>> START

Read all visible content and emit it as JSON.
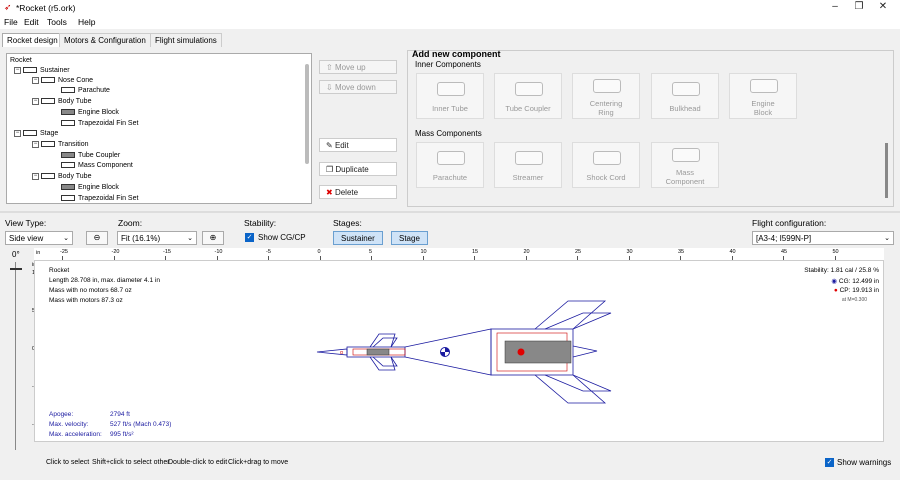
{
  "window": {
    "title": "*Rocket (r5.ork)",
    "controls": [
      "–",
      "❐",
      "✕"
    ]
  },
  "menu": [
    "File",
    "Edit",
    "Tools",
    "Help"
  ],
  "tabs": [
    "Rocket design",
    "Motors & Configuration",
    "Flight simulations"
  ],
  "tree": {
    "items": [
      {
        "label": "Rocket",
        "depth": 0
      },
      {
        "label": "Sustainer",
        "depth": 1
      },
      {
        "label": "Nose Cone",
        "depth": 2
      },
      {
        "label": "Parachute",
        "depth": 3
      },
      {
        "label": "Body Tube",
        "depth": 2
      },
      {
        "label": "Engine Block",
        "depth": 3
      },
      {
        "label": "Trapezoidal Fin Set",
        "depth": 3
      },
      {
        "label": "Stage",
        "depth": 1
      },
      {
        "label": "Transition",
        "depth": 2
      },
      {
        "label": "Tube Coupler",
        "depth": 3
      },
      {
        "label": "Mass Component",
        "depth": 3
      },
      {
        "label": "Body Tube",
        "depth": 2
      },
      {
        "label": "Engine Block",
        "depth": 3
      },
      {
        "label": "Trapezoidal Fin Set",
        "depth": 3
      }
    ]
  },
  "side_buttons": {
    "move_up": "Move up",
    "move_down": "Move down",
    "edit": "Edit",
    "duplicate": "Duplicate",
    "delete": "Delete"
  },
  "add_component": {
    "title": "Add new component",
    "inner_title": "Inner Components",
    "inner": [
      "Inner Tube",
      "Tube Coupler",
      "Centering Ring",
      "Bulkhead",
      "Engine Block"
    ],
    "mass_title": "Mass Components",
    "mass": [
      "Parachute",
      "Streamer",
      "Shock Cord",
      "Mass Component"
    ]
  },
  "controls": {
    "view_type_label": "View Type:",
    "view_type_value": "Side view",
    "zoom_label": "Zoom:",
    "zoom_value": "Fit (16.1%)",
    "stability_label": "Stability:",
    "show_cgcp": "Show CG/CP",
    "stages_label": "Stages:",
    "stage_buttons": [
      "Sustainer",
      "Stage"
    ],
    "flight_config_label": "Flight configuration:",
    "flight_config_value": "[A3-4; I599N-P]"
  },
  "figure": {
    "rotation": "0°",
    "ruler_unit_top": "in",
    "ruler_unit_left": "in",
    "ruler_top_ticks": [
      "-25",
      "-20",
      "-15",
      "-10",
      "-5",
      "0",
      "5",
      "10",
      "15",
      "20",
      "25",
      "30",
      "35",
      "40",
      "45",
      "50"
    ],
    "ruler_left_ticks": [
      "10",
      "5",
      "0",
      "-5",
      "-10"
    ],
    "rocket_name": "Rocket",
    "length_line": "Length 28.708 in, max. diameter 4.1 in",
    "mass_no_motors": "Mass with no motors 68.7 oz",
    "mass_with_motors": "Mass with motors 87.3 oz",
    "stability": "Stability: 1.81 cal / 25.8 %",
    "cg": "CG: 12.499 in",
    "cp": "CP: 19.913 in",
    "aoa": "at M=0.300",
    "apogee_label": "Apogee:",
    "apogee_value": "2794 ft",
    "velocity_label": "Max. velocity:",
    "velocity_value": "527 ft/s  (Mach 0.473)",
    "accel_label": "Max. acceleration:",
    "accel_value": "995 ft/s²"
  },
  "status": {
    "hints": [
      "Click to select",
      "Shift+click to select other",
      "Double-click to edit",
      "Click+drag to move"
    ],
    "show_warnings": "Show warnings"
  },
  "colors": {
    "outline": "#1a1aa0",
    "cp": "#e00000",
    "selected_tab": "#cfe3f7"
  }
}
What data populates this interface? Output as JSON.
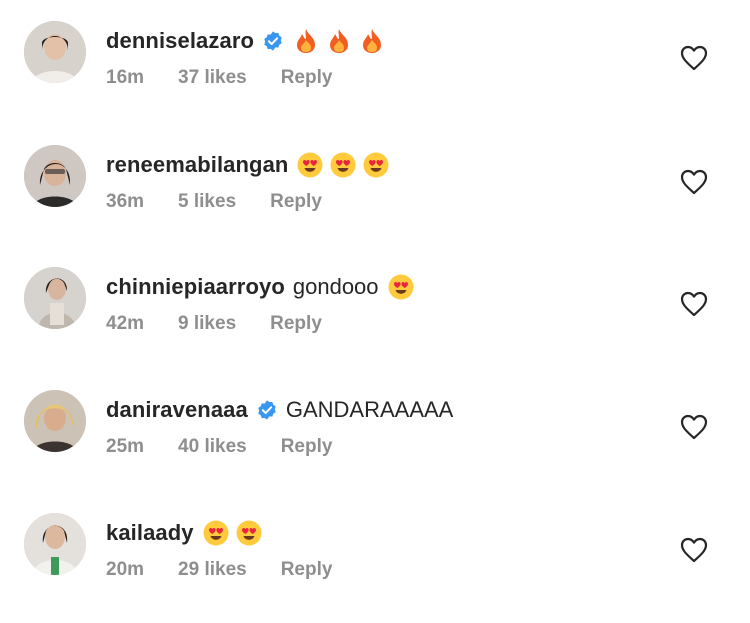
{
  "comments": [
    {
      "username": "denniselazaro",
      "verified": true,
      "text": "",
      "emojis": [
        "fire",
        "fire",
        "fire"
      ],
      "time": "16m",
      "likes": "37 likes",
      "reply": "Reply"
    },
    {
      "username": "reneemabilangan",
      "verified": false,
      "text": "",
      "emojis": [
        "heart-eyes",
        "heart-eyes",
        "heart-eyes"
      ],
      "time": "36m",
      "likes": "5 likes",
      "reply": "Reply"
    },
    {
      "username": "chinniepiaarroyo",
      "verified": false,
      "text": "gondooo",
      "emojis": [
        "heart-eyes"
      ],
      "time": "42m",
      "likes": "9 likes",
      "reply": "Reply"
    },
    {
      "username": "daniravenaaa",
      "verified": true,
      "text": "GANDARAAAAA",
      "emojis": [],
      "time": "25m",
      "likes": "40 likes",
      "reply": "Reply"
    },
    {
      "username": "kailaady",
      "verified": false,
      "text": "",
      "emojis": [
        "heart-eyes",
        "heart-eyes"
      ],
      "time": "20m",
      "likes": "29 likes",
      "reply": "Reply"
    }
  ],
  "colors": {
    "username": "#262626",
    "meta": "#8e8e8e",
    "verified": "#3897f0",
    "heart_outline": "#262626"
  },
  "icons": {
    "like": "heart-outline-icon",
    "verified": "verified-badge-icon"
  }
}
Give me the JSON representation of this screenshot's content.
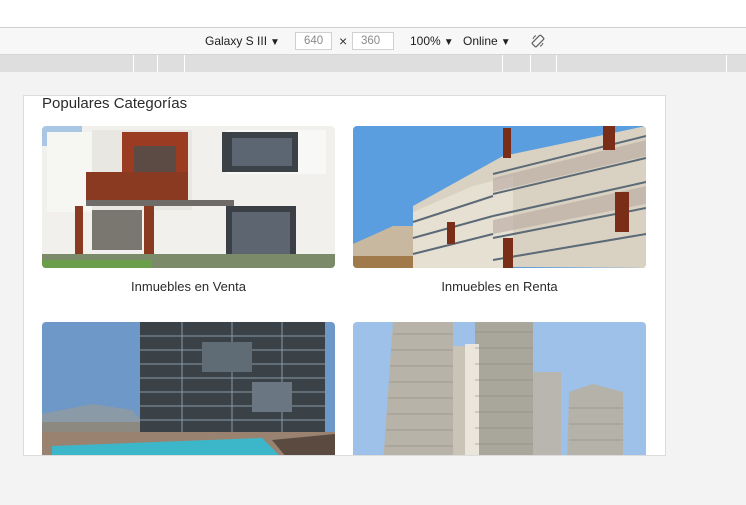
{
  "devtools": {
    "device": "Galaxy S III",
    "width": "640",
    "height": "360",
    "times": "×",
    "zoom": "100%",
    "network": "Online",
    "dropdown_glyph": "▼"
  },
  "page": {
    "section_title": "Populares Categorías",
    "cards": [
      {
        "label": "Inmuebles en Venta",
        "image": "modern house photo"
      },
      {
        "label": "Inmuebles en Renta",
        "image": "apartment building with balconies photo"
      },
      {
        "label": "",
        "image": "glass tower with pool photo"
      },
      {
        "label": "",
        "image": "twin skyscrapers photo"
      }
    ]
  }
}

>> END

» **Exercise description**: Restate the whole listing above exactly, except for its images.

» **Output of the task**:
Read all visible content and emit it as JSON.
{
  "window": {
    "title": "*Rocket (r5.ork)",
    "controls": [
      "–",
      "❐",
      "✕"
    ]
  },
  "menu": [
    "File",
    "Edit",
    "Tools",
    "Help"
  ],
  "tabs": [
    "Rocket design",
    "Motors & Configuration",
    "Flight simulations"
  ],
  "tree": {
    "items": [
      {
        "label": "Rocket",
        "depth": 0
      },
      {
        "label": "Sustainer",
        "depth": 1
      },
      {
        "label": "Nose Cone",
        "depth": 2
      },
      {
        "label": "Parachute",
        "depth": 3
      },
      {
        "label": "Body Tube",
        "depth": 2
      },
      {
        "label": "Engine Block",
        "depth": 3
      },
      {
        "label": "Trapezoidal Fin Set",
        "depth": 3
      },
      {
        "label": "Stage",
        "depth": 1
      },
      {
        "label": "Transition",
        "depth": 2
      },
      {
        "label": "Tube Coupler",
        "depth": 3
      },
      {
        "label": "Mass Component",
        "depth": 3
      },
      {
        "label": "Body Tube",
        "depth": 2
      },
      {
        "label": "Engine Block",
        "depth": 3
      },
      {
        "label": "Trapezoidal Fin Set",
        "depth": 3
      }
    ]
  },
  "side_buttons": {
    "move_up": "Move up",
    "move_down": "Move down",
    "edit": "Edit",
    "duplicate": "Duplicate",
    "delete": "Delete"
  },
  "add_component": {
    "title": "Add new component",
    "inner_title": "Inner Components",
    "inner": [
      "Inner Tube",
      "Tube Coupler",
      "Centering Ring",
      "Bulkhead",
      "Engine Block"
    ],
    "mass_title": "Mass Components",
    "mass": [
      "Parachute",
      "Streamer",
      "Shock Cord",
      "Mass Component"
    ]
  },
  "controls": {
    "view_type_label": "View Type:",
    "view_type_value": "Side view",
    "zoom_label": "Zoom:",
    "zoom_value": "Fit (16.1%)",
    "stability_label": "Stability:",
    "show_cgcp": "Show CG/CP",
    "stages_label": "Stages:",
    "stage_buttons": [
      "Sustainer",
      "Stage"
    ],
    "flight_config_label": "Flight configuration:",
    "flight_config_value": "[A3-4; I599N-P]"
  },
  "figure": {
    "rotation": "0°",
    "ruler_unit_top": "in",
    "ruler_unit_left": "in",
    "ruler_top_ticks": [
      "-25",
      "-20",
      "-15",
      "-10",
      "-5",
      "0",
      "5",
      "10",
      "15",
      "20",
      "25",
      "30",
      "35",
      "40",
      "45",
      "50"
    ],
    "ruler_left_ticks": [
      "10",
      "5",
      "0",
      "-5",
      "-10"
    ],
    "rocket_name": "Rocket",
    "length_line": "Length 28.708 in, max. diameter 4.1 in",
    "mass_no_motors": "Mass with no motors 68.7 oz",
    "mass_with_motors": "Mass with motors 87.3 oz",
    "stability": "Stability: 1.81 cal / 25.8 %",
    "cg": "CG: 12.499 in",
    "cp": "CP: 19.913 in",
    "aoa": "at M=0.300",
    "apogee_label": "Apogee:",
    "apogee_value": "2794 ft",
    "velocity_label": "Max. velocity:",
    "velocity_value": "527 ft/s  (Mach 0.473)",
    "accel_label": "Max. acceleration:",
    "accel_value": "995 ft/s²"
  },
  "status": {
    "hints": [
      "Click to select",
      "Shift+click to select other",
      "Double-click to edit",
      "Click+drag to move"
    ],
    "show_warnings": "Show warnings"
  },
  "colors": {
    "outline": "#1a1aa0",
    "cp": "#e00000",
    "selected_tab": "#cfe3f7"
  }
}
What data populates this interface? Output as JSON.
{
  "comments": [
    {
      "username": "denniselazaro",
      "verified": true,
      "text": "",
      "emojis": [
        "fire",
        "fire",
        "fire"
      ],
      "time": "16m",
      "likes": "37 likes",
      "reply": "Reply"
    },
    {
      "username": "reneemabilangan",
      "verified": false,
      "text": "",
      "emojis": [
        "heart-eyes",
        "heart-eyes",
        "heart-eyes"
      ],
      "time": "36m",
      "likes": "5 likes",
      "reply": "Reply"
    },
    {
      "username": "chinniepiaarroyo",
      "verified": false,
      "text": "gondooo",
      "emojis": [
        "heart-eyes"
      ],
      "time": "42m",
      "likes": "9 likes",
      "reply": "Reply"
    },
    {
      "username": "daniravenaaa",
      "verified": true,
      "text": "GANDARAAAAA",
      "emojis": [],
      "time": "25m",
      "likes": "40 likes",
      "reply": "Reply"
    },
    {
      "username": "kailaady",
      "verified": false,
      "text": "",
      "emojis": [
        "heart-eyes",
        "heart-eyes"
      ],
      "time": "20m",
      "likes": "29 likes",
      "reply": "Reply"
    }
  ],
  "colors": {
    "username": "#262626",
    "meta": "#8e8e8e",
    "verified": "#3897f0",
    "heart_outline": "#262626"
  },
  "icons": {
    "like": "heart-outline-icon",
    "verified": "verified-badge-icon"
  }
}
Give me the JSON representation of this screenshot's content.
{
  "devtools": {
    "device": "Galaxy S III",
    "width": "640",
    "height": "360",
    "times": "×",
    "zoom": "100%",
    "network": "Online",
    "dropdown_glyph": "▼"
  },
  "page": {
    "section_title": "Populares Categorías",
    "cards": [
      {
        "label": "Inmuebles en Venta",
        "image": "modern house photo"
      },
      {
        "label": "Inmuebles en Renta",
        "image": "apartment building with balconies photo"
      },
      {
        "label": "",
        "image": "glass tower with pool photo"
      },
      {
        "label": "",
        "image": "twin skyscrapers photo"
      }
    ]
  }
}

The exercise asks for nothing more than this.